### Text provided
Water Wars

A.V. Walters

Have you ever noticed how folks are at their very best in times of scarcity? I don’t mean hard times generally, but true (or perceived) commodity scarcity, just warms their little hearts. It’s good to watch it on a small scale because it gives you a better understanding of it on a global level—“Worry globally, obsess locally.” So, I’ll tell this tale, but you must remember that I, too, have a dog in this fight. I can rationalize that my bucket garden is already a water-saver, and that the produce I’m growing is for the benefit of everyone on the farm—it’s all true, but I’m sure that everyone who’s got a pony in this show, has good reasons, too.

So, I’ve said, several times, that it’s been a dry year and that we’ve all been concerned about the wells running dry. It hasn’t happened yet, and we’re all trying to avoid that, but it’s in the air. We’ve all seen the news—the record temperatures and drought back east, the fires in Colorado.

I remember when I lived in the city during one of California’s recurring droughts. We were on water restrictions and it became almost a point of pride to drive a dirty car. Everyone was eager to show that they were conserving water. The lawns on our block were dead and our yards all looked like hell. When things start to get really tight though, it degenerates quickly to backbiting and finger-pointing. I had a little flower garden in my front yard then, mostly santolina, rosemary and lavender (all drought resistant), which I watered exclusively from the cold water that ran in the shower before the hot water arrived. I collected it in a bucket and used it judiciously in the garden.  One woman, whose peonies didn’t survive the watering restrictions, rebuked me for having my lovely, little garden. It didn’t matter that it was already a Xeriscape, or that it was watered with gray water, what mattered was that my garden had survived and hers had not. So, I come to this with some history. It’s why I started bucket gardening in the first place.

### Raw records
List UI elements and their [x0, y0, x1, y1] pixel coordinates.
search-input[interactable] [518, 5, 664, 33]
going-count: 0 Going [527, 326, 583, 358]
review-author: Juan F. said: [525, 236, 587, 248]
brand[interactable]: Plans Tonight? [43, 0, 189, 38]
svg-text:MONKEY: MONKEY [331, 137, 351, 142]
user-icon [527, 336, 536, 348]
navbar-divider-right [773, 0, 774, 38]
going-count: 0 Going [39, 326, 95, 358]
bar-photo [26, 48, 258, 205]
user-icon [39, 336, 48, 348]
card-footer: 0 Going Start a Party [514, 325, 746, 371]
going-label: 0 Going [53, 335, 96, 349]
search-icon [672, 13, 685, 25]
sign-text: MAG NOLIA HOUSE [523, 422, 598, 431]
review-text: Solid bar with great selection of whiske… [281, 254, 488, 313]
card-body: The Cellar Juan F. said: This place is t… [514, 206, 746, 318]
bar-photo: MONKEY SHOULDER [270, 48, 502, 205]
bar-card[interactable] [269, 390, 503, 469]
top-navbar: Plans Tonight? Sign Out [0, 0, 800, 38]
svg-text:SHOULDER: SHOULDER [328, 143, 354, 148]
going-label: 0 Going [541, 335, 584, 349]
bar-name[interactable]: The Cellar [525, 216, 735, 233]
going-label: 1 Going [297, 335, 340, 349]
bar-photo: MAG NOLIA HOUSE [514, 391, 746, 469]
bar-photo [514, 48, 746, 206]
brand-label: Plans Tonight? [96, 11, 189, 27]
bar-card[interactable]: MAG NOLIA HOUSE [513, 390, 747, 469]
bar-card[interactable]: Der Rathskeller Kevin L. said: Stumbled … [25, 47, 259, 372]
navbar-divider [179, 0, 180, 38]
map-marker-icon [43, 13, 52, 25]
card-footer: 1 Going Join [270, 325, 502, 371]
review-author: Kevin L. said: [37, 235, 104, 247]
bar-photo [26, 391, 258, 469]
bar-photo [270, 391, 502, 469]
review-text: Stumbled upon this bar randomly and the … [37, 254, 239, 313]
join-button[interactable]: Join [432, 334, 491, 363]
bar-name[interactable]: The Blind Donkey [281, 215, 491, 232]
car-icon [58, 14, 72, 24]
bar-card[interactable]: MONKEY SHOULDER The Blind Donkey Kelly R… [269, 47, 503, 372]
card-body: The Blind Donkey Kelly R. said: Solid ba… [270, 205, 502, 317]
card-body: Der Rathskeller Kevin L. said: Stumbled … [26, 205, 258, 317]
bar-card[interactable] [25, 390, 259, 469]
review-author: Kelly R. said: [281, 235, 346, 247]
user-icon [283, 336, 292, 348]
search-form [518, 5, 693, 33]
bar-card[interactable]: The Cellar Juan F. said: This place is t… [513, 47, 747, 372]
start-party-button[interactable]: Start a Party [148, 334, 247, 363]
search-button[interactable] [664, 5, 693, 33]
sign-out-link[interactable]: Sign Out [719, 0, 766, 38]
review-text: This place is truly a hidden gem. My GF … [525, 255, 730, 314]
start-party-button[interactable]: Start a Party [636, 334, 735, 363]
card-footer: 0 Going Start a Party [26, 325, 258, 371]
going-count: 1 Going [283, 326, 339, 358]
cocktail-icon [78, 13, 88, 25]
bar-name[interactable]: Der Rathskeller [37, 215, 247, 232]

### What the task requires
Name every kind of plant mentioned in the Water Wars essay.

### Response to this task
santolina, rosemary, lavender, peonies